Reply with one number: how many lines contain the word "arcsec".

Excerpts from a figure dataset>
--- BEGIN ---

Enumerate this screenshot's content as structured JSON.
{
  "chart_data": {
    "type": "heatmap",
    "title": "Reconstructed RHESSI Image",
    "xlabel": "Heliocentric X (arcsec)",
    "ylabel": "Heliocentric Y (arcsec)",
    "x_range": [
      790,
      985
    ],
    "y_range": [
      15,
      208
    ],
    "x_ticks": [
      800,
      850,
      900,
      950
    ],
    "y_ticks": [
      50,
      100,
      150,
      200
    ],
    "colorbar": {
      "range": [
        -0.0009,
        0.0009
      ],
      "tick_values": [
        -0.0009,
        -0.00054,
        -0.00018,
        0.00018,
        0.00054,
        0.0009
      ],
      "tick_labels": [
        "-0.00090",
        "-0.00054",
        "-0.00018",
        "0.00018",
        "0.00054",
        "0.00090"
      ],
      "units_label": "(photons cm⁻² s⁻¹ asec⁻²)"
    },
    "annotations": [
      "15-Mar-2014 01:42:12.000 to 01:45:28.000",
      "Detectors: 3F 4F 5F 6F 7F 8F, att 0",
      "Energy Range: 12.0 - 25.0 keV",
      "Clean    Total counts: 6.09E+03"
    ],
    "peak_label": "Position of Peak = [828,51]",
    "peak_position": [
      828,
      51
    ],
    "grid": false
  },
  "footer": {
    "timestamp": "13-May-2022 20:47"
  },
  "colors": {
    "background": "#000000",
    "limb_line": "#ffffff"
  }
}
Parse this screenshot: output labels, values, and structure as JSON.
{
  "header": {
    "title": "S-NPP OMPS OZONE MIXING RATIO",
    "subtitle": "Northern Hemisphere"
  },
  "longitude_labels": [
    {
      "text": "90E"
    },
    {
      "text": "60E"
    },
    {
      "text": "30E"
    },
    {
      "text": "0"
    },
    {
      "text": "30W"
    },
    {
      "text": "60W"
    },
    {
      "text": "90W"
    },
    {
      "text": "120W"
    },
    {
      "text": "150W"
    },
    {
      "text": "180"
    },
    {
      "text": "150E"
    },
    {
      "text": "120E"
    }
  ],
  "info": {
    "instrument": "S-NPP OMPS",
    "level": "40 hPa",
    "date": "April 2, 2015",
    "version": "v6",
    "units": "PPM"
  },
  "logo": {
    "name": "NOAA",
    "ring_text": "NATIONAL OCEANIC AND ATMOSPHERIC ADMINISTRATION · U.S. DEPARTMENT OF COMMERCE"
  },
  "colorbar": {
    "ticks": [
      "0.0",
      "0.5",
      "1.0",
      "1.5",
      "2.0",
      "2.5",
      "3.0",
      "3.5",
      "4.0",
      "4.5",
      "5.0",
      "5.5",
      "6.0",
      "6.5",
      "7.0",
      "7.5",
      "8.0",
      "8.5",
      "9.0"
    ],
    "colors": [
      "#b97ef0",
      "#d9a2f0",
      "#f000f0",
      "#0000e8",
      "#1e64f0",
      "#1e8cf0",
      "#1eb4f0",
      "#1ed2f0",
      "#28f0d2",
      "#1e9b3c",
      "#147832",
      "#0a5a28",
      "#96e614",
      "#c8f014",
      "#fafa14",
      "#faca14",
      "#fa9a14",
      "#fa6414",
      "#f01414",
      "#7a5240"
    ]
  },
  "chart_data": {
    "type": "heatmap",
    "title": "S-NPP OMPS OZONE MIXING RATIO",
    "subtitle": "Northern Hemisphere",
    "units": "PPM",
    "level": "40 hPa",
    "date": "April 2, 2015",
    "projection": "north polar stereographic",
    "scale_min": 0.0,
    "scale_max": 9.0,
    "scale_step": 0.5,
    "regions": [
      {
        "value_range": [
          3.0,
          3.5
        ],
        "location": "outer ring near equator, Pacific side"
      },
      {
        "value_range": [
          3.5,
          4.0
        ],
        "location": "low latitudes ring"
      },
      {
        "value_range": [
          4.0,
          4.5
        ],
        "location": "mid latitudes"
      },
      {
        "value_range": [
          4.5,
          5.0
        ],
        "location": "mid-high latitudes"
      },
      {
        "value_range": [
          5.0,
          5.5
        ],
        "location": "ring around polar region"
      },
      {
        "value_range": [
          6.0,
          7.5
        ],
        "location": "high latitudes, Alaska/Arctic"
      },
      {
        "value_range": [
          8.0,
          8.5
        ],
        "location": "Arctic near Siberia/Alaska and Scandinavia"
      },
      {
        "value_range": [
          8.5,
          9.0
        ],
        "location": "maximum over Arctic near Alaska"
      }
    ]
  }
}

--- END ---

Task response>
2